§ **ENTRIES PROVIDED**:

==================================================

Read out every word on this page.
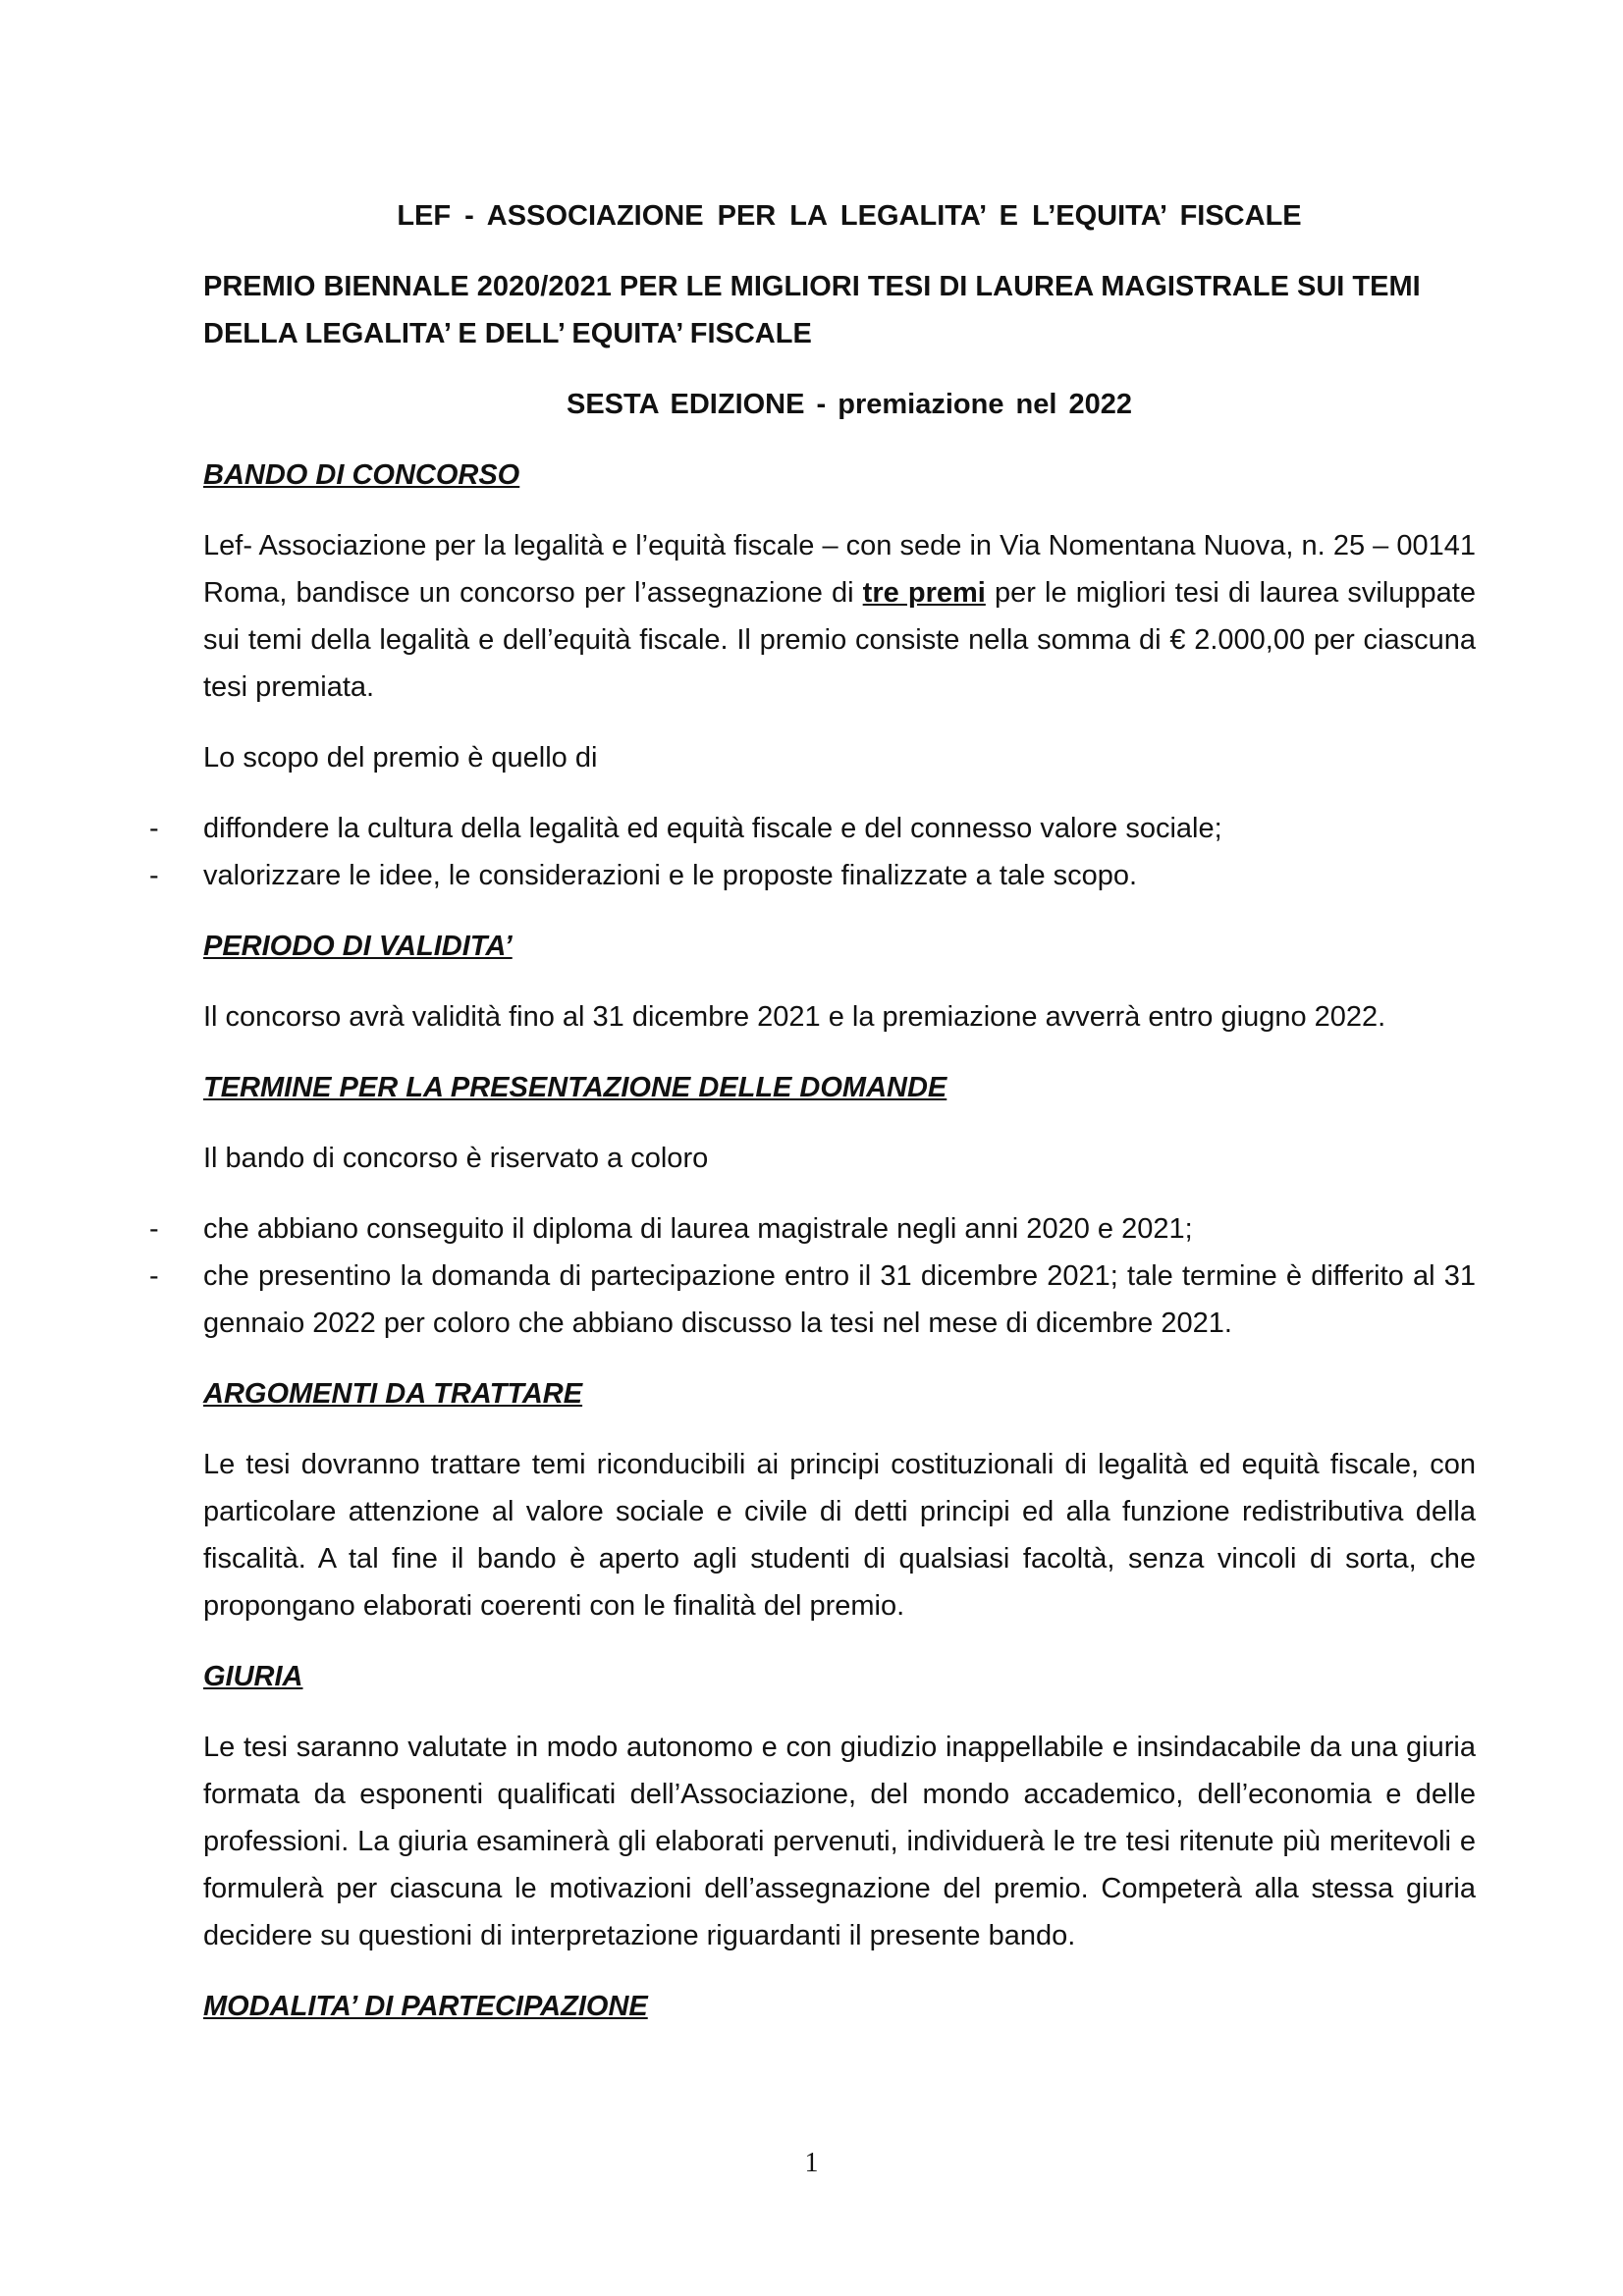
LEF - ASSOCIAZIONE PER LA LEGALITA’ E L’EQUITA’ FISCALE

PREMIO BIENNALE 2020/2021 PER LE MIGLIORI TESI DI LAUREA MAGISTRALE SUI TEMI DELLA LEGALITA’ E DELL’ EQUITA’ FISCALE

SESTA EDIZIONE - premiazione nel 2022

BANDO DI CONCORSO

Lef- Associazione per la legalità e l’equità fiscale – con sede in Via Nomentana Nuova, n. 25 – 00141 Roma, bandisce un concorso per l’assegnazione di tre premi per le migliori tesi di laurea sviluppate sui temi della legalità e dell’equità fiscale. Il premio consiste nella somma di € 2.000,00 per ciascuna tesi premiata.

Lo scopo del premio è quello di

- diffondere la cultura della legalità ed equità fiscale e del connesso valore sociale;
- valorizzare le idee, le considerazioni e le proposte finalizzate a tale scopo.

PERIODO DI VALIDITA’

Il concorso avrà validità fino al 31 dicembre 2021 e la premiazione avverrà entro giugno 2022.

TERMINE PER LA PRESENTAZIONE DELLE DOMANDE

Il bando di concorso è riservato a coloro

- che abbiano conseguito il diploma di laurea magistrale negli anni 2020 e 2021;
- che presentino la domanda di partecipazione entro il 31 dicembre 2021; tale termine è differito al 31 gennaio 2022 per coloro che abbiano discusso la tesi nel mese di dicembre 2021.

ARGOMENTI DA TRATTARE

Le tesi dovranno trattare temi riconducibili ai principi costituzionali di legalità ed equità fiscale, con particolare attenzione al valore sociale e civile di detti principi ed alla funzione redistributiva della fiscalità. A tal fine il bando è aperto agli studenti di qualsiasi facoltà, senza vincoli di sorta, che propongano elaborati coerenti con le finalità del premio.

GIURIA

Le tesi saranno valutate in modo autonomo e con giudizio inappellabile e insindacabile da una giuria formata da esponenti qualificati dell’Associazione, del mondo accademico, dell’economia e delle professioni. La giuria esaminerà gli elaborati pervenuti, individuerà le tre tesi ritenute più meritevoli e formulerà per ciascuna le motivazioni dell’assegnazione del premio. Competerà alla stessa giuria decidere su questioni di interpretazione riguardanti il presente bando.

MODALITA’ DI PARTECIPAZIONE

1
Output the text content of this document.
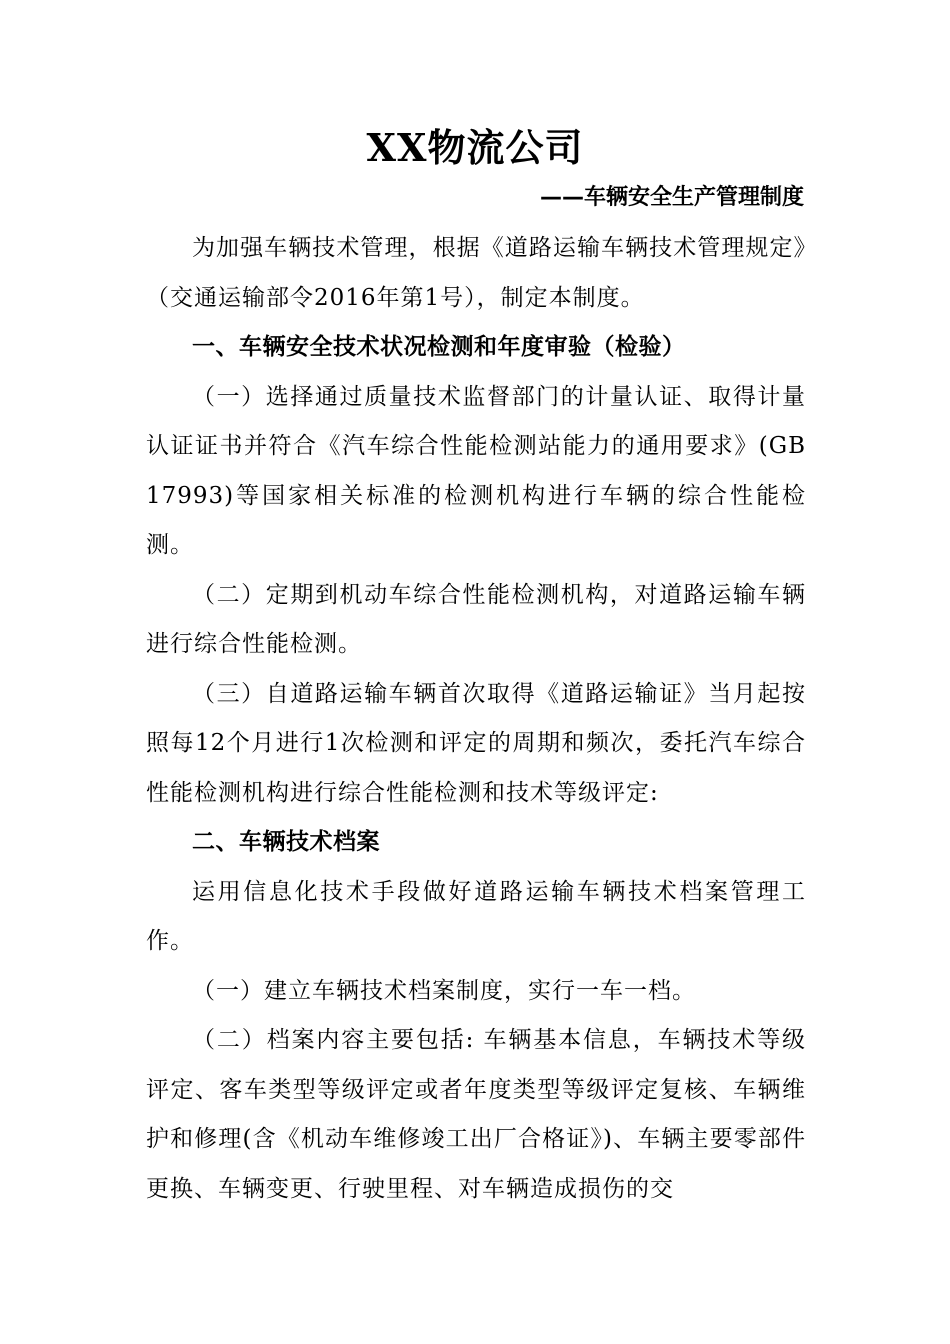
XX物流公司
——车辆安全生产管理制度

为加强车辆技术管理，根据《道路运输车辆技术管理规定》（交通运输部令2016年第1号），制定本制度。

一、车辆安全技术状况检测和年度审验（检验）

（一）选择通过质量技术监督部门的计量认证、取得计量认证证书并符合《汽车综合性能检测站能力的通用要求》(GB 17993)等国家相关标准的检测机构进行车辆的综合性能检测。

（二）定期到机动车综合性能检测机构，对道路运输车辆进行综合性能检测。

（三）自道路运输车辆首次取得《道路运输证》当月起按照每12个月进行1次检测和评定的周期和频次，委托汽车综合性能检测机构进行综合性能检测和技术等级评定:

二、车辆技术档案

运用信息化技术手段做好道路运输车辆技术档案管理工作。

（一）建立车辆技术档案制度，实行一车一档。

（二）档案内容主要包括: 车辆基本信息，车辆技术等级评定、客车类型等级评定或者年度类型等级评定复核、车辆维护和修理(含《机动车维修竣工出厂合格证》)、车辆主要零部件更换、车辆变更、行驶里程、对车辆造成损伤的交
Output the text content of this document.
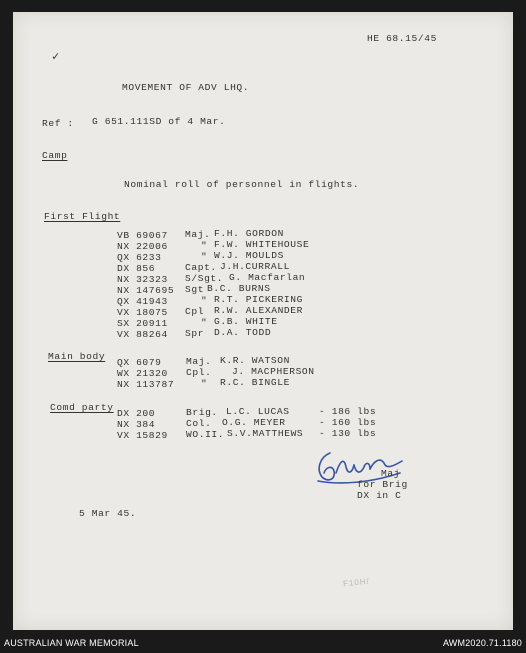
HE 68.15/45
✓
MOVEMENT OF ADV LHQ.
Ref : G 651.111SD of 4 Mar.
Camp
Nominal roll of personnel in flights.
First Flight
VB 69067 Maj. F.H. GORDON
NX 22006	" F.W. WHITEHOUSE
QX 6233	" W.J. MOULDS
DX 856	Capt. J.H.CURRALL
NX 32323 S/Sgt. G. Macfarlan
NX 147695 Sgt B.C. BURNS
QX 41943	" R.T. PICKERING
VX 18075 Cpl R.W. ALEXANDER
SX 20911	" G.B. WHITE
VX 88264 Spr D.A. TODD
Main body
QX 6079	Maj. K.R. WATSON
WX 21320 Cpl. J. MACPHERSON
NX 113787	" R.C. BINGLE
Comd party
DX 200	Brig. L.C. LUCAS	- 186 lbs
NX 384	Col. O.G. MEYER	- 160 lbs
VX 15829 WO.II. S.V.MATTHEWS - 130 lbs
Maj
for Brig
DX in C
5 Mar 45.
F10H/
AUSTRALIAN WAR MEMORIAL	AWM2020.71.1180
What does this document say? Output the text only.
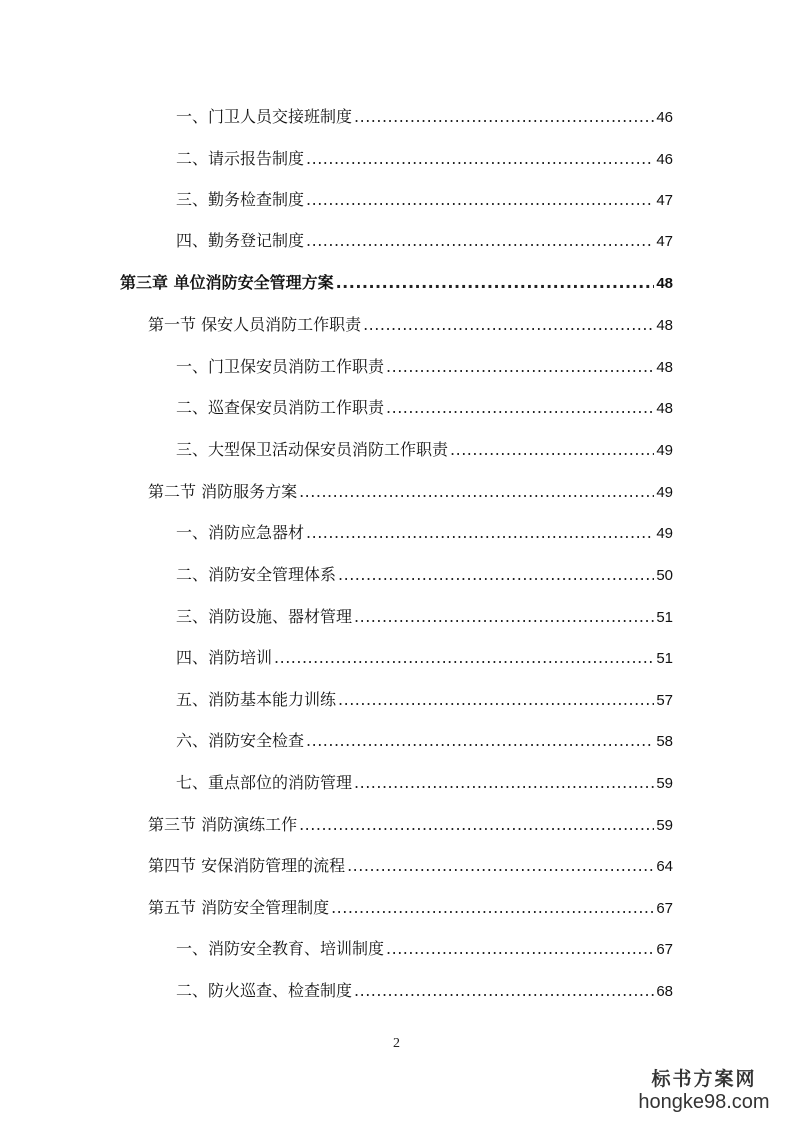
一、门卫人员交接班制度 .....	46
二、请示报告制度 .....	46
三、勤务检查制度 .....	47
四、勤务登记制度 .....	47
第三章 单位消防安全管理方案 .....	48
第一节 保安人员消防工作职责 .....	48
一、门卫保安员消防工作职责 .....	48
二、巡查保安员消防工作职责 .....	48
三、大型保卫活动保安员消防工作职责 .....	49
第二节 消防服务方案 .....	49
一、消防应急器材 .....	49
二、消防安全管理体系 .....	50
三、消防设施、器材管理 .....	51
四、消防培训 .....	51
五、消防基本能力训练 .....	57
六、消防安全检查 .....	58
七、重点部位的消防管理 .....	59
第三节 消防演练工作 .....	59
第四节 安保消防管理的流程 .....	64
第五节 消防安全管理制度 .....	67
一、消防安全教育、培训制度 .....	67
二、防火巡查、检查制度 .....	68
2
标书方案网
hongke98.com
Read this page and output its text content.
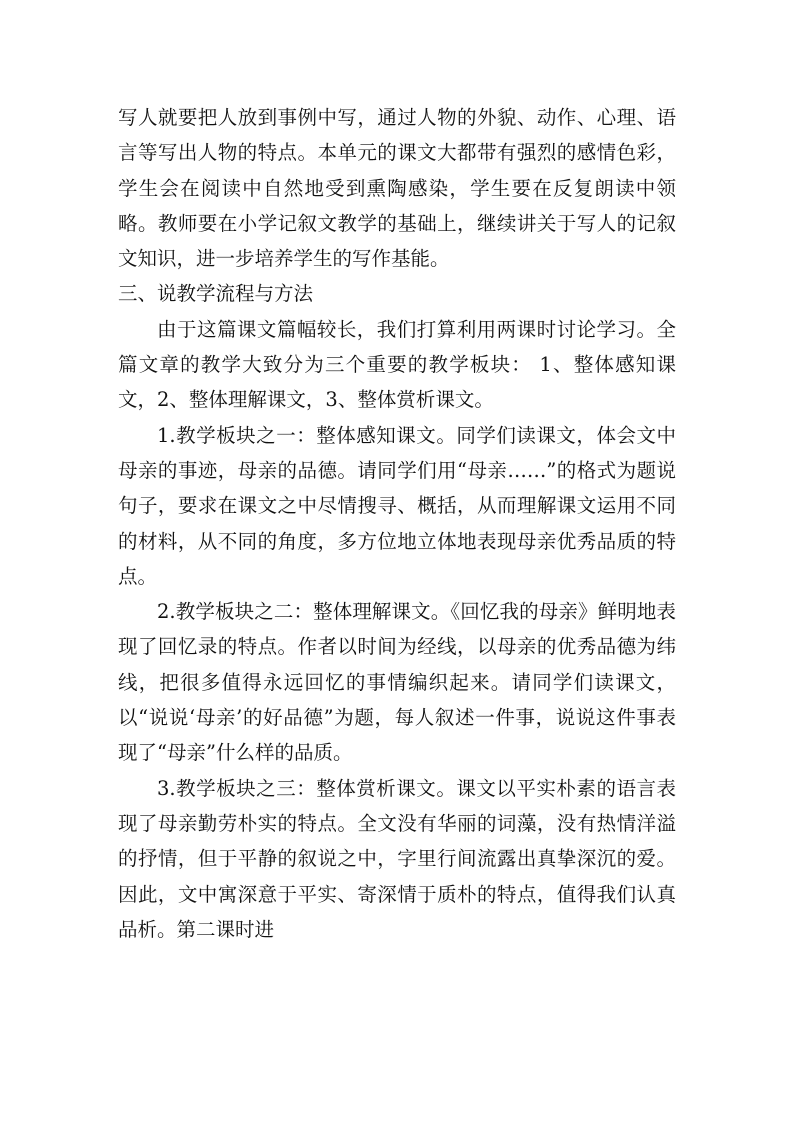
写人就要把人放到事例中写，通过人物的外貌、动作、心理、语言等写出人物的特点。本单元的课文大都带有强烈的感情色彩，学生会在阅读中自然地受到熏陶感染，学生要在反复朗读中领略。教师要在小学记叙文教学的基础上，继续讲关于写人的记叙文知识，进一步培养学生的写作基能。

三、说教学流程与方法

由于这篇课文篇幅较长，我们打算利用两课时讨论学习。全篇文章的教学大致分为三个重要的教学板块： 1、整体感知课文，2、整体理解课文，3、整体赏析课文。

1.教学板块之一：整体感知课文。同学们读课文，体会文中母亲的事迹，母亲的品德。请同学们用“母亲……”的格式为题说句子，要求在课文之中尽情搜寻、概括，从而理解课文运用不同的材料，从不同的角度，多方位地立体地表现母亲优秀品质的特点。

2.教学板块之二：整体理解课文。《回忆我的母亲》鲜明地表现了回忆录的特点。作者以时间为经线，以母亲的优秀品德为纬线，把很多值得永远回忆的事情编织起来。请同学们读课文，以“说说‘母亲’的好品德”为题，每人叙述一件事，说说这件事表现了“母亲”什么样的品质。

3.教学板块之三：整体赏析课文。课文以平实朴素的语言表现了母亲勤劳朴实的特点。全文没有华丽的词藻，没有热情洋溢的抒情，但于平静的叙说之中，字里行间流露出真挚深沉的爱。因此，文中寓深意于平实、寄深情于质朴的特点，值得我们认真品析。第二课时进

==================================================

§ **WORK TO BE COMPLETED**: Go through the material and copy out every line with "整体理解课文" in it.

§ **WORKED ANSWER**:
由于这篇课文篇幅较长，我们打算利用两课时讨论学习。全篇文章的教学大致分为三个重要的教学板块： 1、整体感知课文，2、整体理解课文，3、整体赏析课文。
2.教学板块之二：整体理解课文。《回忆我的母亲》鲜明地表现了回忆录的特点。作者以时间为经线，以母亲的优秀品德为纬线，把很多值得永远回忆的事情编织起来。请同学们读课文，以“说说‘母亲’的好品德”为题，每人叙述一件事，说说这件事表现了“母亲”什么样的品质。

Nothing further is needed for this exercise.